--- START OF MATERIAL ---

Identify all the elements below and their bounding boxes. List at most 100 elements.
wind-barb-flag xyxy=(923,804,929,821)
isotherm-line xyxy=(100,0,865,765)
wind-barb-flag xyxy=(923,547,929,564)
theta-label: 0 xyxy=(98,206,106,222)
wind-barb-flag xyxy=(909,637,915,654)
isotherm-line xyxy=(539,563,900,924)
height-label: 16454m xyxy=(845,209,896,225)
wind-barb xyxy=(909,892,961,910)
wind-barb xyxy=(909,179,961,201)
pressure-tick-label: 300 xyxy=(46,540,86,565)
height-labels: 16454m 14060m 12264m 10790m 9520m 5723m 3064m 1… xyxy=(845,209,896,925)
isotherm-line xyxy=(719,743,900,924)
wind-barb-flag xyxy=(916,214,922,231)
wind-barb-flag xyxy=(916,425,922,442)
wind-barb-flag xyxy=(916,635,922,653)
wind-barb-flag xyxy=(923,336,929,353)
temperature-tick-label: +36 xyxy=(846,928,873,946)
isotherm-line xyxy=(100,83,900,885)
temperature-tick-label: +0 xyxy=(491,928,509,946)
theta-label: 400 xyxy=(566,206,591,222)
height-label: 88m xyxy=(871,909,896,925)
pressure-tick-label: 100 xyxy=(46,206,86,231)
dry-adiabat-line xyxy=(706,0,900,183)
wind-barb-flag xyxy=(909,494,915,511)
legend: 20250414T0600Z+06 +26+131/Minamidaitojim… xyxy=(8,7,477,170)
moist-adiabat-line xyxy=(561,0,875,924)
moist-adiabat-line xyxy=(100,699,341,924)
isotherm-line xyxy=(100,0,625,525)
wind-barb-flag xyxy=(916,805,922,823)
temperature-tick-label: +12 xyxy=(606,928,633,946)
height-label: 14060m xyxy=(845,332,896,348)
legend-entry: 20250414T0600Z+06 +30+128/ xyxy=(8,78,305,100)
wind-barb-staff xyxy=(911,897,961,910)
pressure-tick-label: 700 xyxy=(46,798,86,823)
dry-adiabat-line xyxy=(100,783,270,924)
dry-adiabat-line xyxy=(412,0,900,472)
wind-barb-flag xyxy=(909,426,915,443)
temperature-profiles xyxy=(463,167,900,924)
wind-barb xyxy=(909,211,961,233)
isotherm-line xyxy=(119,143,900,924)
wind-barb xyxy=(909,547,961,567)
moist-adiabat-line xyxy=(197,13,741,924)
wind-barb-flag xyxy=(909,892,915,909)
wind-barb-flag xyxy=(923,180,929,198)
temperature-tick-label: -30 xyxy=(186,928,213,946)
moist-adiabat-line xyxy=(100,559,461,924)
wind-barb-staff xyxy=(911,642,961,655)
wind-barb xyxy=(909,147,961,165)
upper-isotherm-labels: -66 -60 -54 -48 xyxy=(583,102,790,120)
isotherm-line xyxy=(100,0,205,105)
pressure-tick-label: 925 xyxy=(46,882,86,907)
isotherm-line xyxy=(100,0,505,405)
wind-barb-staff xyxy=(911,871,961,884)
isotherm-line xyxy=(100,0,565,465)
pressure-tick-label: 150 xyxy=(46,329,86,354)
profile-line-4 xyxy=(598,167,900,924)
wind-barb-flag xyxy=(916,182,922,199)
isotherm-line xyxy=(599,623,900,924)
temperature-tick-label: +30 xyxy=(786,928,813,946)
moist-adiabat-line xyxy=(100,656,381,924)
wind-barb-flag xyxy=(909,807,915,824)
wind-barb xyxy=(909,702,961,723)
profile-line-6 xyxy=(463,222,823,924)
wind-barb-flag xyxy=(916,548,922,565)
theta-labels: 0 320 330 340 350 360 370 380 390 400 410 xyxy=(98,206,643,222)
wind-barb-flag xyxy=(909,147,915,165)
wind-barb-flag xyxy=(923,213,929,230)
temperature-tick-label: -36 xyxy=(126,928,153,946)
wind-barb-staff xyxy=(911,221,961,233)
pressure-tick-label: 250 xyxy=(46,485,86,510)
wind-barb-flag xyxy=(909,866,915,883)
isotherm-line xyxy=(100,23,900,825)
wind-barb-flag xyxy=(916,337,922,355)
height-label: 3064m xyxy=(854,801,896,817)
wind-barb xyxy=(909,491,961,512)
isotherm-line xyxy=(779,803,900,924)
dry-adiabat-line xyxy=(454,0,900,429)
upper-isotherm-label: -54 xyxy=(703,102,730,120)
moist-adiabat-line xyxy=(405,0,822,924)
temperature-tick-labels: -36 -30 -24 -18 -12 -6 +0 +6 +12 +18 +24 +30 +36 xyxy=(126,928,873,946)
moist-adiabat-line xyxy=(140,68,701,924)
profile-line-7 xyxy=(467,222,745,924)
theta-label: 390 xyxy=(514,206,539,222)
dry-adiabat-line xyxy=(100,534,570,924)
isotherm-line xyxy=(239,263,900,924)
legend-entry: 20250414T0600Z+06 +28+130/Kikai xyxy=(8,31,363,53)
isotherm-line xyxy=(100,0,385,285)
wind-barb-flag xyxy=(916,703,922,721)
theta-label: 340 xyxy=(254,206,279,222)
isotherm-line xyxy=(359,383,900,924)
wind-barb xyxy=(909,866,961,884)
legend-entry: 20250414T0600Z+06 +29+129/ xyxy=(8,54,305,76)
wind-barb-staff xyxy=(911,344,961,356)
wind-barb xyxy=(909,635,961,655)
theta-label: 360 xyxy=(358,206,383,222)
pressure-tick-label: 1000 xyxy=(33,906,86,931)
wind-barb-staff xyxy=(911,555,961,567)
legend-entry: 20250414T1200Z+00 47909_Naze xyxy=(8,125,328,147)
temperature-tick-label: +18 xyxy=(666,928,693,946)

--- END OF MATERIAL ---

YOUR GOAL ▸ Reproduce the items above without alteration.

EXERCISE OUTPUT ▸
Identify all the elements below and their bounding boxes. List at most 100 elements.
wind-barb-flag xyxy=(923,804,929,821)
isotherm-line xyxy=(100,0,865,765)
wind-barb-flag xyxy=(923,547,929,564)
theta-label: 0 xyxy=(98,206,106,222)
wind-barb-flag xyxy=(909,637,915,654)
isotherm-line xyxy=(539,563,900,924)
height-label: 16454m xyxy=(845,209,896,225)
wind-barb xyxy=(909,892,961,910)
wind-barb xyxy=(909,179,961,201)
pressure-tick-label: 300 xyxy=(46,540,86,565)
height-labels: 16454m 14060m 12264m 10790m 9520m 5723m 3064m 1… xyxy=(845,209,896,925)
isotherm-line xyxy=(719,743,900,924)
wind-barb-flag xyxy=(916,214,922,231)
wind-barb-flag xyxy=(916,425,922,442)
wind-barb-flag xyxy=(916,635,922,653)
wind-barb-flag xyxy=(923,336,929,353)
temperature-tick-label: +36 xyxy=(846,928,873,946)
isotherm-line xyxy=(100,83,900,885)
temperature-tick-label: +0 xyxy=(491,928,509,946)
theta-label: 400 xyxy=(566,206,591,222)
height-label: 88m xyxy=(871,909,896,925)
pressure-tick-label: 100 xyxy=(46,206,86,231)
dry-adiabat-line xyxy=(706,0,900,183)
wind-barb-flag xyxy=(909,494,915,511)
legend: 20250414T0600Z+06 +26+131/Minamidaitojim… xyxy=(8,7,477,170)
moist-adiabat-line xyxy=(561,0,875,924)
moist-adiabat-line xyxy=(100,699,341,924)
isotherm-line xyxy=(100,0,625,525)
wind-barb-flag xyxy=(916,805,922,823)
temperature-tick-label: +12 xyxy=(606,928,633,946)
height-label: 14060m xyxy=(845,332,896,348)
legend-entry: 20250414T0600Z+06 +30+128/ xyxy=(8,78,305,100)
wind-barb-staff xyxy=(911,897,961,910)
pressure-tick-label: 700 xyxy=(46,798,86,823)
dry-adiabat-line xyxy=(100,783,270,924)
dry-adiabat-line xyxy=(412,0,900,472)
wind-barb-flag xyxy=(909,426,915,443)
temperature-profiles xyxy=(463,167,900,924)
wind-barb xyxy=(909,211,961,233)
isotherm-line xyxy=(119,143,900,924)
wind-barb xyxy=(909,547,961,567)
moist-adiabat-line xyxy=(197,13,741,924)
wind-barb-flag xyxy=(909,892,915,909)
wind-barb-flag xyxy=(923,180,929,198)
temperature-tick-label: -30 xyxy=(186,928,213,946)
moist-adiabat-line xyxy=(100,559,461,924)
wind-barb-staff xyxy=(911,642,961,655)
wind-barb xyxy=(909,147,961,165)
upper-isotherm-labels: -66 -60 -54 -48 xyxy=(583,102,790,120)
isotherm-line xyxy=(100,0,205,105)
pressure-tick-label: 925 xyxy=(46,882,86,907)
isotherm-line xyxy=(100,0,505,405)
wind-barb-staff xyxy=(911,871,961,884)
isotherm-line xyxy=(100,0,565,465)
pressure-tick-label: 150 xyxy=(46,329,86,354)
profile-line-4 xyxy=(598,167,900,924)
wind-barb-flag xyxy=(916,182,922,199)
isotherm-line xyxy=(599,623,900,924)
temperature-tick-label: +30 xyxy=(786,928,813,946)
moist-adiabat-line xyxy=(100,656,381,924)
wind-barb-flag xyxy=(909,807,915,824)
wind-barb xyxy=(909,702,961,723)
profile-line-6 xyxy=(463,222,823,924)
wind-barb-flag xyxy=(916,548,922,565)
theta-labels: 0 320 330 340 350 360 370 380 390 400 410 xyxy=(98,206,643,222)
wind-barb-flag xyxy=(909,147,915,165)
wind-barb-flag xyxy=(923,213,929,230)
temperature-tick-label: -36 xyxy=(126,928,153,946)
wind-barb-staff xyxy=(911,221,961,233)
pressure-tick-label: 250 xyxy=(46,485,86,510)
wind-barb-flag xyxy=(909,866,915,883)
isotherm-line xyxy=(100,23,900,825)
wind-barb-flag xyxy=(916,337,922,355)
height-label: 3064m xyxy=(854,801,896,817)
wind-barb xyxy=(909,491,961,512)
isotherm-line xyxy=(779,803,900,924)
dry-adiabat-line xyxy=(454,0,900,429)
upper-isotherm-label: -54 xyxy=(703,102,730,120)
moist-adiabat-line xyxy=(405,0,822,924)
temperature-tick-labels: -36 -30 -24 -18 -12 -6 +0 +6 +12 +18 +24 +30 +36 xyxy=(126,928,873,946)
moist-adiabat-line xyxy=(140,68,701,924)
profile-line-7 xyxy=(467,222,745,924)
theta-label: 390 xyxy=(514,206,539,222)
dry-adiabat-line xyxy=(100,534,570,924)
isotherm-line xyxy=(239,263,900,924)
legend-entry: 20250414T0600Z+06 +28+130/Kikai xyxy=(8,31,363,53)
isotherm-line xyxy=(100,0,385,285)
wind-barb-flag xyxy=(916,703,922,721)
theta-label: 340 xyxy=(254,206,279,222)
isotherm-line xyxy=(359,383,900,924)
wind-barb xyxy=(909,866,961,884)
legend-entry: 20250414T0600Z+06 +29+129/ xyxy=(8,54,305,76)
wind-barb-staff xyxy=(911,344,961,356)
wind-barb xyxy=(909,635,961,655)
theta-label: 360 xyxy=(358,206,383,222)
pressure-tick-label: 1000 xyxy=(33,906,86,931)
wind-barb-staff xyxy=(911,555,961,567)
legend-entry: 20250414T1200Z+00 47909_Naze xyxy=(8,125,328,147)
temperature-tick-label: +18 xyxy=(666,928,693,946)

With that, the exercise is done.